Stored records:

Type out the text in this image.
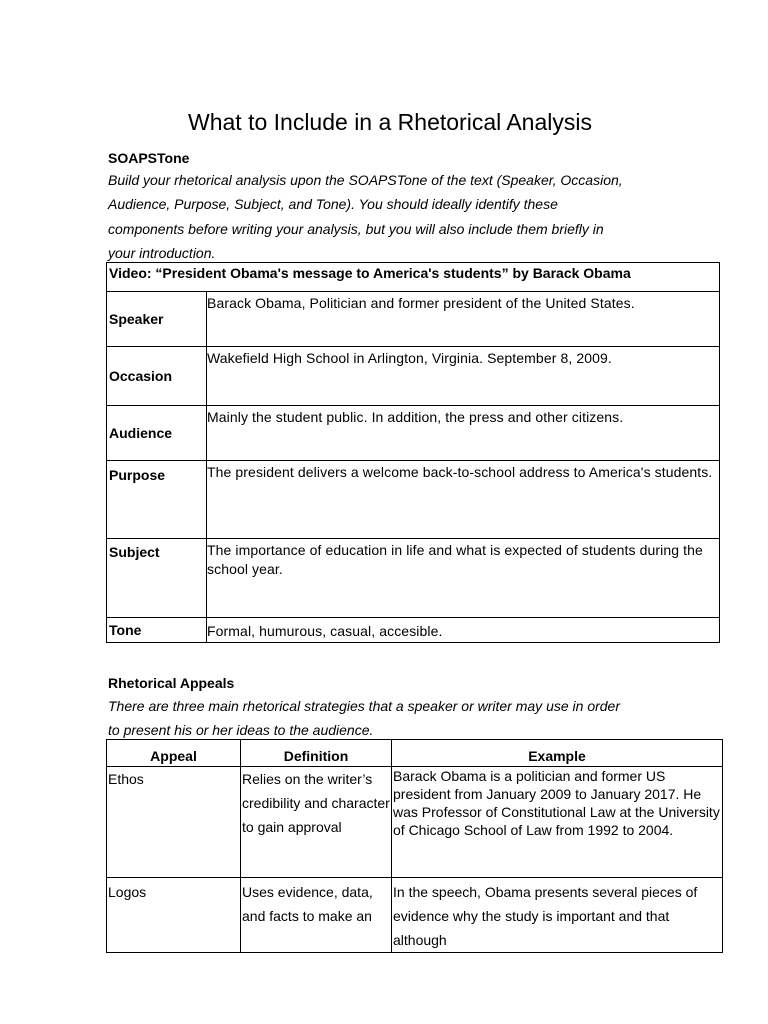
What to Include in a Rhetorical Analysis
SOAPSTone
Build your rhetorical analysis upon the SOAPSTone of the text (Speaker, Occasion, Audience, Purpose, Subject, and Tone). You should ideally identify these components before writing your analysis, but you will also include them briefly in your introduction.
Video: “President Obama's message to America's students” by Barack Obama	
Speaker	Barack Obama, Politician and former president of the United States.
Occasion	Wakefield High School in Arlington, Virginia. September 8, 2009.
Audience	Mainly the student public. In addition, the press and other citizens.
Purpose	The president delivers a welcome back-to-school address to America's students.
Subject	The importance of education in life and what is expected of students during the school year.
Tone	Formal, humurous, casual, accesible.
Rhetorical Appeals
There are three main rhetorical strategies that a speaker or writer may use in order to present his or her ideas to the audience.
Appeal	Definition	Example
Ethos	Relies on the writer’s credibility and character to gain approval	Barack Obama is a politician and former US president from January 2009 to January 2017. He was Professor of Constitutional Law at the University of Chicago School of Law from 1992 to 2004.
Logos	Uses evidence, data, and facts to make an	In the speech, Obama presents several pieces of evidence why the study is important and that although
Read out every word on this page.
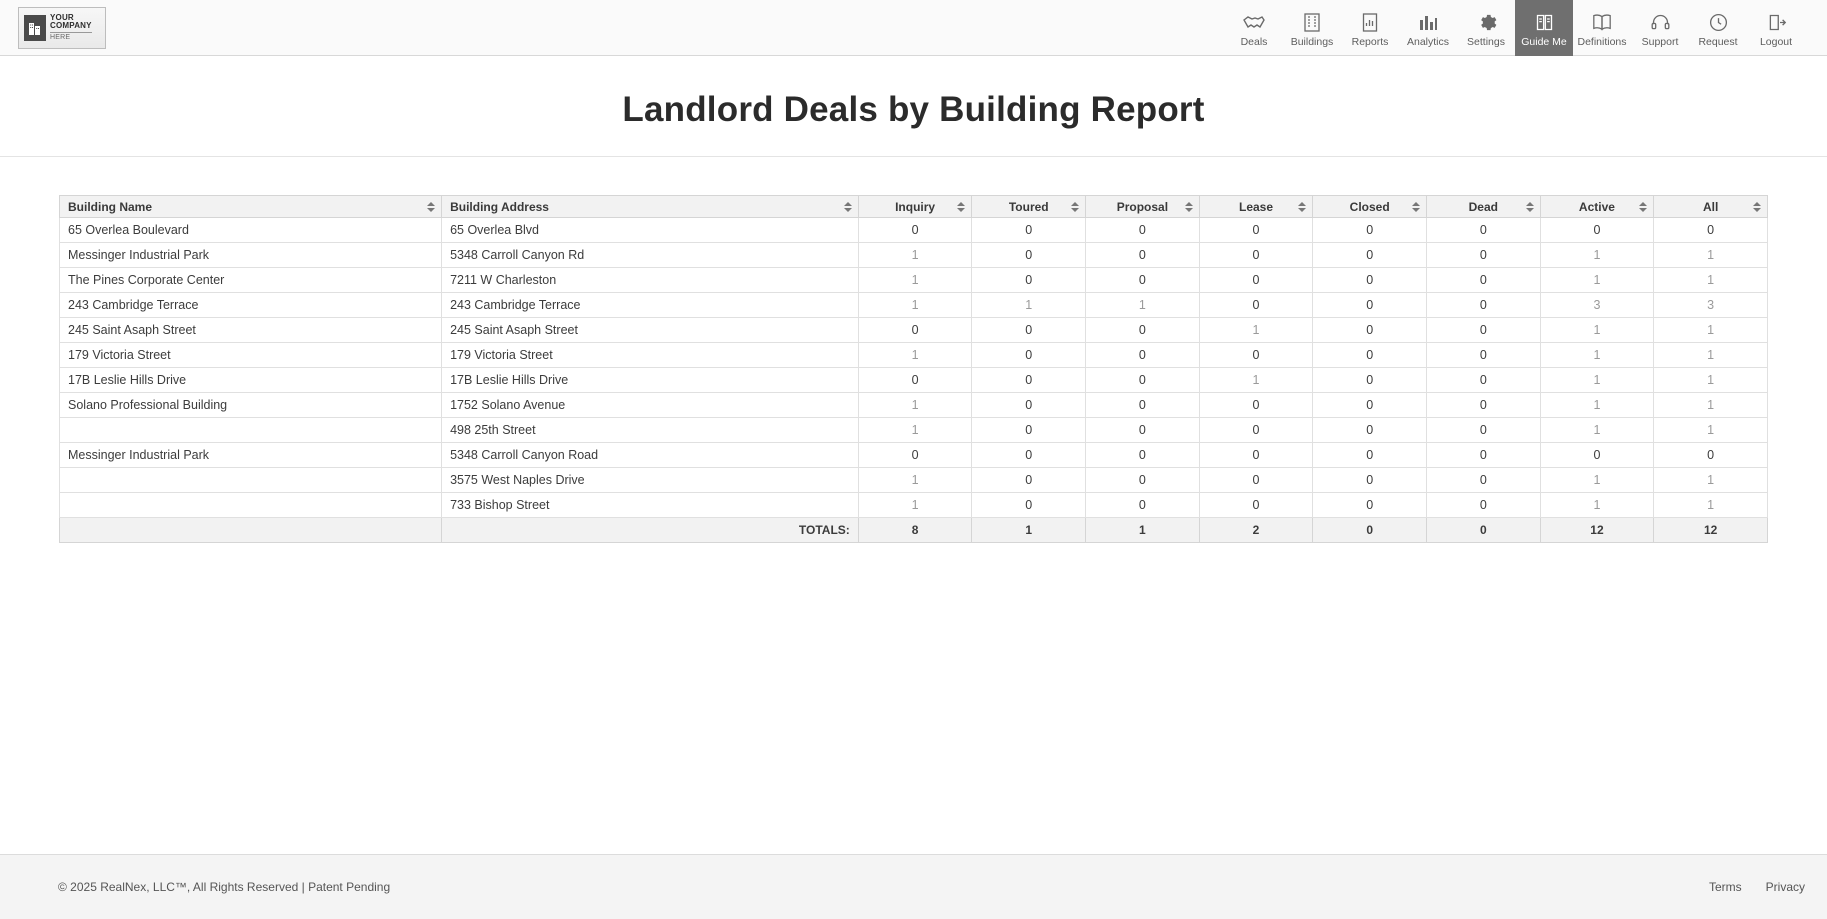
YOUR
COMPANY
HERE	Deals Buildings Reports Analytics Settings Guide Me Definitions Support Request Logout
Landlord Deals by Building Report
Building Name	Building Address	Inquiry	Toured	Proposal	Lease	Closed	Dead	Active	All

65 Overlea Boulevard	65 Overlea Blvd	0	0	0	0	0	0	0	0
Messinger Industrial Park	5348 Carroll Canyon Rd	1	0	0	0	0	0	1	1
The Pines Corporate Center	7211 W Charleston	1	0	0	0	0	0	1	1
243 Cambridge Terrace	243 Cambridge Terrace	1	1	1	0	0	0	3	3
245 Saint Asaph Street	245 Saint Asaph Street	0	0	0	1	0	0	1	1
179 Victoria Street	179 Victoria Street	1	0	0	0	0	0	1	1
17B Leslie Hills Drive	17B Leslie Hills Drive	0	0	0	1	0	0	1	1
Solano Professional Building	1752 Solano Avenue	1	0	0	0	0	0	1	1
	498 25th Street	1	0	0	0	0	0	1	1
Messinger Industrial Park	5348 Carroll Canyon Road	0	0	0	0	0	0	0	0
	3575 West Naples Drive	1	0	0	0	0	0	1	1
	733 Bishop Street	1	0	0	0	0	0	1	1
	TOTALS:	8	1	1	2	0	0	12	12
© 2025 RealNex, LLC™, All Rights Reserved | Patent Pending	Terms Privacy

-- PROBLEM TO WORK ON --
Look above for the line containing "Read out every word on this page."; output that line and all lines after it through the last one exactly, without the pictures.

-- SOLUTION FOR THIS EXERCISE --
Read out every word on this page.
YOUR
COMPANY
HERE	Deals Buildings Reports Analytics Settings Guide Me Definitions Support Request Logout
Landlord Deals by Building Report
Building Name	Building Address	Inquiry	Toured	Proposal	Lease	Closed	Dead	Active	All

65 Overlea Boulevard	65 Overlea Blvd	0	0	0	0	0	0	0	0
Messinger Industrial Park	5348 Carroll Canyon Rd	1	0	0	0	0	0	1	1
The Pines Corporate Center	7211 W Charleston	1	0	0	0	0	0	1	1
243 Cambridge Terrace	243 Cambridge Terrace	1	1	1	0	0	0	3	3
245 Saint Asaph Street	245 Saint Asaph Street	0	0	0	1	0	0	1	1
179 Victoria Street	179 Victoria Street	1	0	0	0	0	0	1	1
17B Leslie Hills Drive	17B Leslie Hills Drive	0	0	0	1	0	0	1	1
Solano Professional Building	1752 Solano Avenue	1	0	0	0	0	0	1	1
	498 25th Street	1	0	0	0	0	0	1	1
Messinger Industrial Park	5348 Carroll Canyon Road	0	0	0	0	0	0	0	0
	3575 West Naples Drive	1	0	0	0	0	0	1	1
	733 Bishop Street	1	0	0	0	0	0	1	1
	TOTALS:	8	1	1	2	0	0	12	12
© 2025 RealNex, LLC™, All Rights Reserved | Patent Pending	Terms Privacy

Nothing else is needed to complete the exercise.